* Your goal *
Exclude the pictures and return every line exactly as written.

* Rows *

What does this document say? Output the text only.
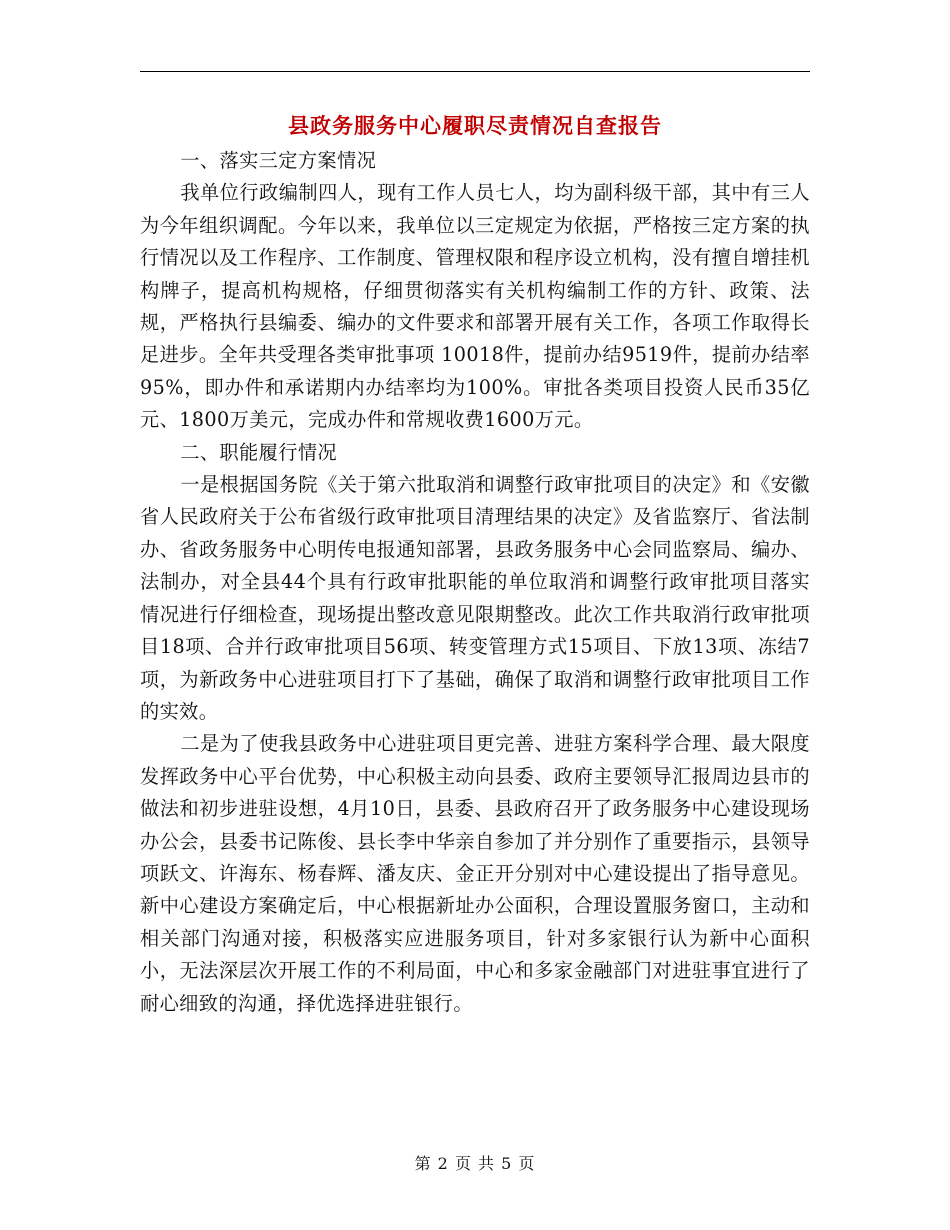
县政务服务中心履职尽责情况自查报告

一、落实三定方案情况

我单位行政编制四人，现有工作人员七人，均为副科级干部，其中有三人为今年组织调配。今年以来，我单位以三定规定为依据，严格按三定方案的执行情况以及工作程序、工作制度、管理权限和程序设立机构，没有擅自增挂机构牌子，提高机构规格，仔细贯彻落实有关机构编制工作的方针、政策、法规，严格执行县编委、编办的文件要求和部署开展有关工作，各项工作取得长足进步。全年共受理各类审批事项 10018件，提前办结9519件，提前办结率95%，即办件和承诺期内办结率均为100%。审批各类项目投资人民币35亿元、1800万美元，完成办件和常规收费1600万元。

二、职能履行情况

一是根据国务院《关于第六批取消和调整行政审批项目的决定》和《安徽省人民政府关于公布省级行政审批项目清理结果的决定》及省监察厅、省法制办、省政务服务中心明传电报通知部署，县政务服务中心会同监察局、编办、法制办，对全县44个具有行政审批职能的单位取消和调整行政审批项目落实情况进行仔细检查，现场提出整改意见限期整改。此次工作共取消行政审批项目18项、合并行政审批项目56项、转变管理方式15项目、下放13项、冻结7项，为新政务中心进驻项目打下了基础，确保了取消和调整行政审批项目工作的实效。

二是为了使我县政务中心进驻项目更完善、进驻方案科学合理、最大限度发挥政务中心平台优势，中心积极主动向县委、政府主要领导汇报周边县市的做法和初步进驻设想，4月10日，县委、县政府召开了政务服务中心建设现场办公会，县委书记陈俊、县长李中华亲自参加了并分别作了重要指示，县领导项跃文、许海东、杨春辉、潘友庆、金正开分别对中心建设提出了指导意见。新中心建设方案确定后，中心根据新址办公面积，合理设置服务窗口，主动和相关部门沟通对接，积极落实应进服务项目，针对多家银行认为新中心面积小，无法深层次开展工作的不利局面，中心和多家金融部门对进驻事宜进行了耐心细致的沟通，择优选择进驻银行。

第 2 页 共 5 页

* Response *
What does this document say? Output the text only.
县政务服务中心履职尽责情况自查报告

一、落实三定方案情况

我单位行政编制四人，现有工作人员七人，均为副科级干部，其中有三人为今年组织调配。今年以来，我单位以三定规定为依据，严格按三定方案的执行情况以及工作程序、工作制度、管理权限和程序设立机构，没有擅自增挂机构牌子，提高机构规格，仔细贯彻落实有关机构编制工作的方针、政策、法规，严格执行县编委、编办的文件要求和部署开展有关工作，各项工作取得长足进步。全年共受理各类审批事项 10018件，提前办结9519件，提前办结率95%，即办件和承诺期内办结率均为100%。审批各类项目投资人民币35亿元、1800万美元，完成办件和常规收费1600万元。

二、职能履行情况

一是根据国务院《关于第六批取消和调整行政审批项目的决定》和《安徽省人民政府关于公布省级行政审批项目清理结果的决定》及省监察厅、省法制办、省政务服务中心明传电报通知部署，县政务服务中心会同监察局、编办、法制办，对全县44个具有行政审批职能的单位取消和调整行政审批项目落实情况进行仔细检查，现场提出整改意见限期整改。此次工作共取消行政审批项目18项、合并行政审批项目56项、转变管理方式15项目、下放13项、冻结7项，为新政务中心进驻项目打下了基础，确保了取消和调整行政审批项目工作的实效。

二是为了使我县政务中心进驻项目更完善、进驻方案科学合理、最大限度发挥政务中心平台优势，中心积极主动向县委、政府主要领导汇报周边县市的做法和初步进驻设想，4月10日，县委、县政府召开了政务服务中心建设现场办公会，县委书记陈俊、县长李中华亲自参加了并分别作了重要指示，县领导项跃文、许海东、杨春辉、潘友庆、金正开分别对中心建设提出了指导意见。新中心建设方案确定后，中心根据新址办公面积，合理设置服务窗口，主动和相关部门沟通对接，积极落实应进服务项目，针对多家银行认为新中心面积小，无法深层次开展工作的不利局面，中心和多家金融部门对进驻事宜进行了耐心细致的沟通，择优选择进驻银行。

第 2 页 共 5 页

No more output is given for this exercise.